Directions ▸ Write out, without alteration, the lines that begin with the line containing "table-cell: 0.14 a [870, 162, 914, 179]" and end with the line containing "table2-header-cn: 处理 [93, 75, 123, 91]", including both of those lines.

(Collection entries)
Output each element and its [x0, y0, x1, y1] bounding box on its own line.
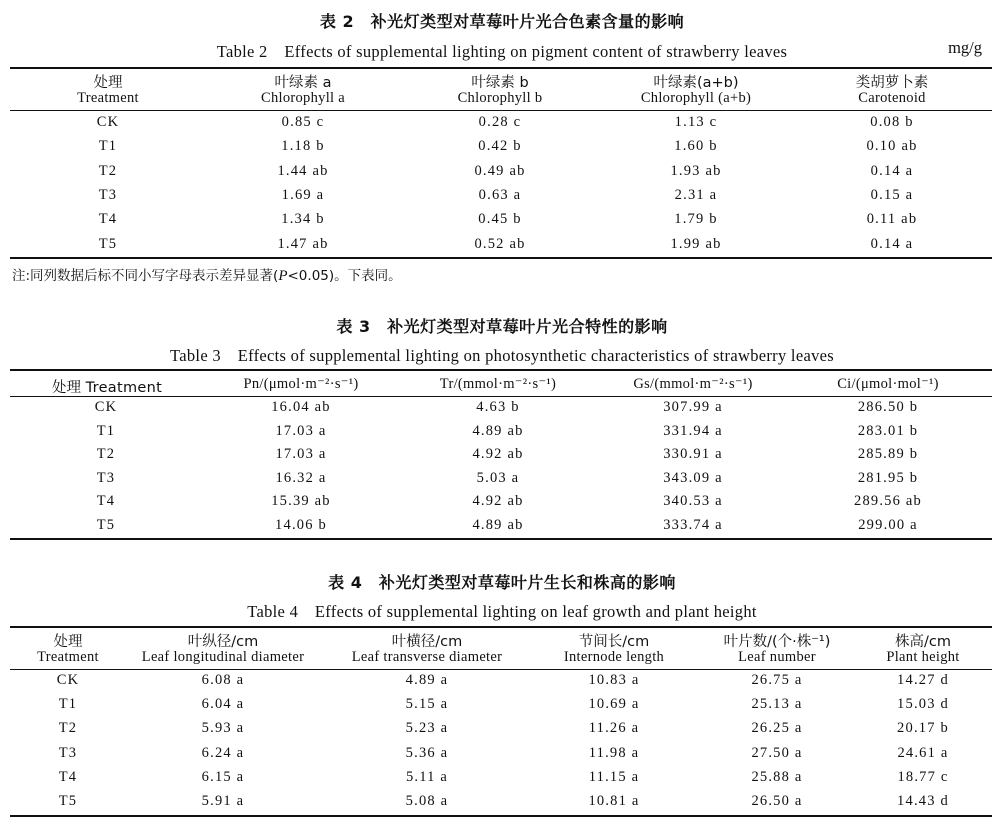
table-cell: 0.14 a [870, 162, 914, 179]
row-treatment: T5 [96, 516, 116, 533]
table-cell: 26.25 a [751, 720, 803, 737]
row-treatment: T3 [96, 469, 116, 486]
table-cell: 25.13 a [751, 696, 803, 713]
row-treatment: T3 [58, 744, 78, 761]
table4-header-cn: 处理 [53, 634, 83, 650]
table-cell: 26.75 a [751, 672, 803, 688]
table2-header-cn: 处理 [93, 75, 123, 91]
table-cell: 4.89 ab [472, 422, 524, 439]
row-treatment: T4 [58, 768, 78, 785]
table-cell: 2.31 a [674, 186, 718, 203]
table2-header-rule [10, 110, 992, 111]
table-cell: 11.15 a [588, 768, 640, 785]
table-cell: 1.60 b [674, 138, 718, 155]
note-prefix: 注:同列数据后标不同小写字母表示差异显著( [12, 268, 279, 284]
table-cell: 14.43 d [897, 793, 949, 809]
table4-header-en: Leaf transverse diameter [351, 649, 503, 665]
table4-header-rule [10, 669, 992, 670]
table-cell: 1.79 b [674, 211, 718, 228]
table-cell: 1.99 ab [670, 235, 722, 252]
row-treatment: T2 [98, 162, 118, 179]
row-treatment: T1 [96, 422, 116, 439]
table2-caption-cn: 表 2 补光灯类型对草莓叶片光合色素含量的影响 [319, 12, 685, 31]
row-treatment: T5 [58, 793, 78, 809]
table-cell: 17.03 a [275, 446, 327, 462]
table3-header-treatment [52, 376, 162, 397]
table-cell: 5.08 a [405, 793, 449, 809]
table-cell: 0.15 a [870, 186, 914, 203]
table-cell: 5.36 a [405, 744, 449, 761]
row-treatment: T3 [98, 186, 118, 203]
table-cell: 0.10 ab [866, 138, 918, 155]
table-cell: 333.74 a [663, 516, 723, 533]
table-cell: 15.03 d [897, 696, 949, 713]
table3-header-gs: Gs/(mmol·m⁻²·s⁻¹) [633, 376, 753, 392]
table2-header-en: Treatment [77, 90, 139, 106]
row-treatment: T1 [58, 696, 78, 713]
table2-header-en: Chlorophyll (a+b) [640, 90, 752, 106]
row-treatment: T4 [96, 493, 116, 509]
table-cell: 4.89 ab [472, 516, 524, 533]
table-cell: 331.94 a [663, 422, 723, 439]
table-cell: 0.52 ab [474, 235, 526, 252]
table-cell: 0.08 b [870, 114, 914, 130]
table-cell: 6.24 a [201, 744, 245, 761]
table4-header-cn: 株高/cm [895, 634, 951, 650]
table-cell: 26.50 a [751, 793, 803, 809]
note-p: P [278, 268, 288, 284]
table-cell: 1.13 c [674, 114, 718, 130]
table-cell: 4.89 a [405, 672, 449, 688]
table3-header-pn: Pn/(μmol·m⁻²·s⁻¹) [243, 376, 359, 392]
table-cell: 281.95 b [857, 469, 919, 486]
table-cell: 307.99 a [663, 399, 723, 415]
table-cell: 10.83 a [588, 672, 640, 688]
table-cell: 1.34 b [281, 211, 325, 228]
table4-header-en: Treatment [37, 649, 99, 665]
table3-header-ci: Ci/(μmol·mol⁻¹) [837, 376, 939, 392]
table2-top-rule [10, 67, 992, 69]
table-cell: 0.45 b [478, 211, 522, 228]
table4-caption-cn: 表 4 补光灯类型对草莓叶片生长和株高的影响 [328, 573, 676, 592]
table-cell: 5.03 a [476, 469, 520, 486]
table-cell: 0.28 c [478, 114, 522, 130]
note-suffix: <0.05)。下表同。 [287, 268, 402, 284]
table-cell: 10.81 a [588, 793, 640, 809]
table2-header-cn: 叶绿素(a+b) [653, 75, 739, 91]
table-cell: 4.92 ab [472, 446, 524, 462]
table3-caption-cn: 表 3 补光灯类型对草莓叶片光合特性的影响 [336, 317, 668, 336]
row-treatment: T2 [96, 446, 116, 462]
table4-header-cn: 叶横径/cm [391, 634, 463, 650]
table-cell: 330.91 a [663, 446, 723, 462]
table-cell: 14.27 d [897, 672, 949, 688]
table-cell: 0.14 a [870, 235, 914, 252]
table-cell: 27.50 a [751, 744, 803, 761]
table-cell: 1.69 a [281, 186, 325, 203]
table2-header-cn: 叶绿素 a [274, 75, 332, 91]
table-cell: 14.06 b [275, 516, 327, 533]
table-cell: 5.23 a [405, 720, 449, 737]
table-cell: 4.92 ab [472, 493, 524, 509]
table4-header-cn: 叶纵径/cm [187, 634, 259, 650]
table2-header-cn: 叶绿素 b [471, 75, 529, 91]
row-treatment: CK [96, 114, 120, 130]
table3-top-rule [10, 369, 992, 371]
table4-header-cn: 叶片数/(个·株⁻¹) [723, 634, 831, 650]
table-cell: 25.88 a [751, 768, 803, 785]
table-cell: 0.42 b [478, 138, 522, 155]
table4-header-en: Plant height [886, 649, 960, 665]
table-cell: 0.49 ab [474, 162, 526, 179]
table-cell: 283.01 b [857, 422, 919, 439]
table2-caption-en: Table 2 Effects of supplemental lighting on pigment content of strawberry leaves [216, 42, 788, 61]
table-cell: 16.04 ab [271, 399, 331, 415]
table3-header-rule [10, 396, 992, 397]
table2-footnote [12, 264, 402, 285]
table-cell: 0.63 a [478, 186, 522, 203]
table-cell: 6.08 a [201, 672, 245, 688]
table-cell: 285.89 b [857, 446, 919, 462]
table2-unit: mg/g [948, 38, 982, 57]
table4-bottom-rule [10, 815, 992, 817]
table4-header-en: Leaf number [738, 649, 816, 665]
row-treatment: T4 [98, 211, 118, 228]
table-cell: 10.69 a [588, 696, 640, 713]
table-cell: 5.15 a [405, 696, 449, 713]
table-cell: 11.26 a [588, 720, 640, 737]
table3-bottom-rule [10, 538, 992, 540]
table2-header-cn: 类胡萝卜素 [855, 75, 929, 91]
table-cell: 1.44 ab [277, 162, 329, 179]
table-cell: 340.53 a [663, 493, 723, 509]
table4-top-rule [10, 626, 992, 628]
table-cell: 18.77 c [897, 768, 949, 785]
table4-header-en: Leaf longitudinal diameter [141, 649, 305, 665]
table-cell: 5.93 a [201, 720, 245, 737]
table-cell: 289.56 ab [854, 493, 922, 509]
table2-header-en: Chlorophyll b [457, 90, 543, 106]
table-cell: 4.63 b [476, 399, 520, 415]
table-cell: 15.39 ab [271, 493, 331, 509]
row-treatment: CK [56, 672, 80, 688]
table-cell: 0.85 c [281, 114, 325, 130]
table2-bottom-rule [10, 257, 992, 259]
table-cell: 11.98 a [588, 744, 640, 761]
table-cell: 17.03 a [275, 422, 327, 439]
row-treatment: T2 [58, 720, 78, 737]
table4-header-cn: 节间长/cm [578, 634, 650, 650]
table-cell: 1.93 ab [670, 162, 722, 179]
row-treatment: CK [94, 399, 118, 415]
table-cell: 5.11 a [405, 768, 449, 785]
table2-header-en: Carotenoid [858, 90, 926, 106]
table-cell: 299.00 a [858, 516, 918, 533]
table2-header-en: Chlorophyll a [260, 90, 346, 106]
table-cell: 5.91 a [201, 793, 245, 809]
table-cell: 16.32 a [275, 469, 327, 486]
table4-caption-en: Table 4 Effects of supplemental lighting on leaf growth and plant height [247, 602, 757, 621]
row-treatment: T5 [98, 235, 118, 252]
table-cell: 6.04 a [201, 696, 245, 713]
row-treatment: T1 [98, 138, 118, 155]
table3-caption-en: Table 3 Effects of supplemental lighting on photosynthetic characteristics of strawberry leaves [170, 346, 834, 365]
table3-header-tr: Tr/(mmol·m⁻²·s⁻¹) [439, 376, 557, 392]
table4-header-en: Internode length [563, 649, 665, 665]
table-cell: 6.15 a [201, 768, 245, 785]
table-cell: 286.50 b [857, 399, 919, 415]
header-en: Treatment [85, 380, 163, 396]
table-cell: 20.17 b [897, 720, 949, 737]
table-cell: 1.18 b [281, 138, 325, 155]
header-cn: 处理 [52, 380, 81, 396]
table-cell: 1.47 ab [277, 235, 329, 252]
table-cell: 343.09 a [663, 469, 723, 486]
table-cell: 24.61 a [897, 744, 949, 761]
table-cell: 0.11 ab [866, 211, 918, 228]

Solution for this problem ▸
table-cell: 0.14 a [870, 162, 914, 179]
row-treatment: T5 [96, 516, 116, 533]
table-cell: 26.25 a [751, 720, 803, 737]
row-treatment: T3 [96, 469, 116, 486]
table-cell: 25.13 a [751, 696, 803, 713]
row-treatment: T3 [58, 744, 78, 761]
table4-header-cn: 处理 [53, 634, 83, 650]
table-cell: 26.75 a [751, 672, 803, 688]
table2-header-cn: 处理 [93, 75, 123, 91]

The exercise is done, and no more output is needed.